[Start]
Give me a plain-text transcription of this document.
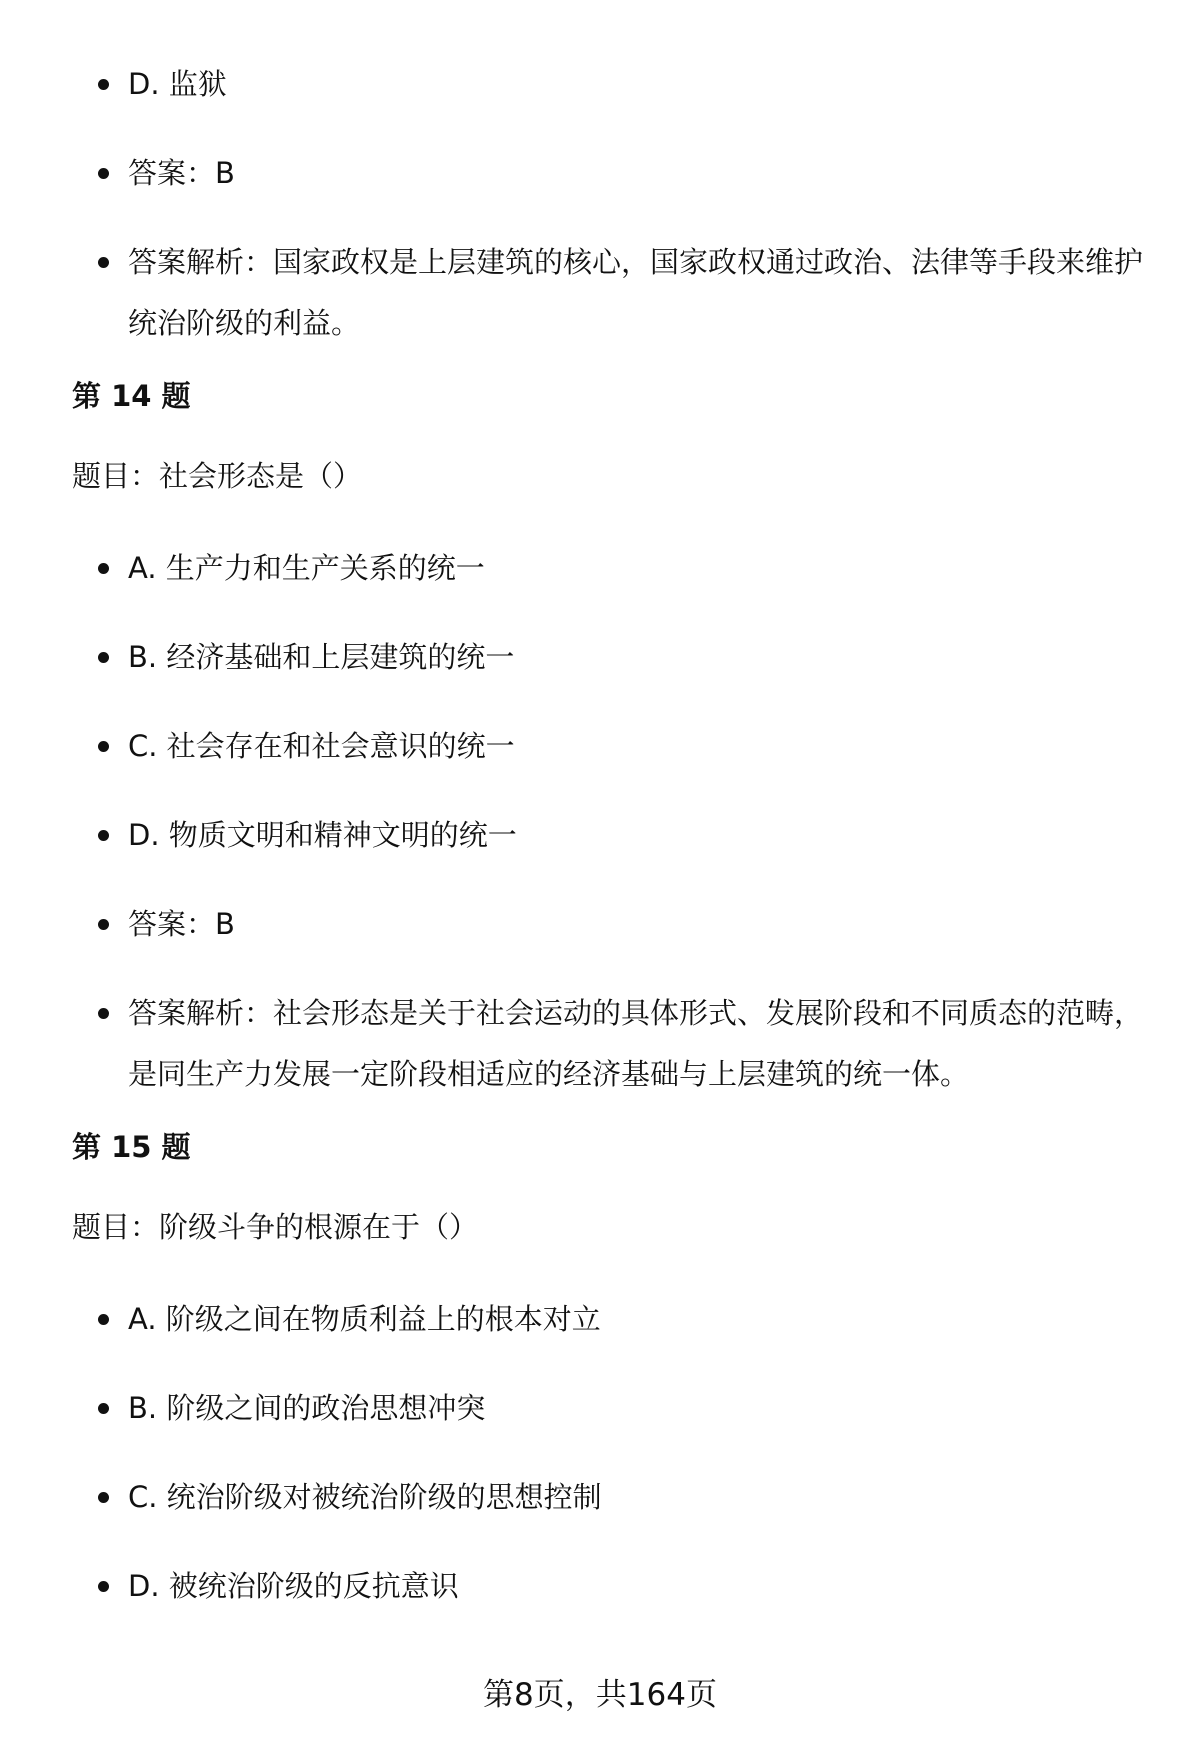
D. 监狱
答案：B
答案解析：国家政权是上层建筑的核心，国家政权通过政治、法律等手段来维护统治阶级的利益。
第 14 题
题目：社会形态是（）
A. 生产力和生产关系的统一
B. 经济基础和上层建筑的统一
C. 社会存在和社会意识的统一
D. 物质文明和精神文明的统一
答案：B
答案解析：社会形态是关于社会运动的具体形式、发展阶段和不同质态的范畴，是同生产力发展一定阶段相适应的经济基础与上层建筑的统一体。
第 15 题
题目：阶级斗争的根源在于（）
A. 阶级之间在物质利益上的根本对立
B. 阶级之间的政治思想冲突
C. 统治阶级对被统治阶级的思想控制
D. 被统治阶级的反抗意识
第8页，共164页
[End]
AIM OF THE EXERCISE> Output the material word for word, omitting its pictures.

ANSWER FOR THE TASK>
Give me a plain-text transcription of this document.
D. 监狱
答案：B
答案解析：国家政权是上层建筑的核心，国家政权通过政治、法律等手段来维护统治阶级的利益。
第 14 题
题目：社会形态是（）
A. 生产力和生产关系的统一
B. 经济基础和上层建筑的统一
C. 社会存在和社会意识的统一
D. 物质文明和精神文明的统一
答案：B
答案解析：社会形态是关于社会运动的具体形式、发展阶段和不同质态的范畴，是同生产力发展一定阶段相适应的经济基础与上层建筑的统一体。
第 15 题
题目：阶级斗争的根源在于（）
A. 阶级之间在物质利益上的根本对立
B. 阶级之间的政治思想冲突
C. 统治阶级对被统治阶级的思想控制
D. 被统治阶级的反抗意识
第8页，共164页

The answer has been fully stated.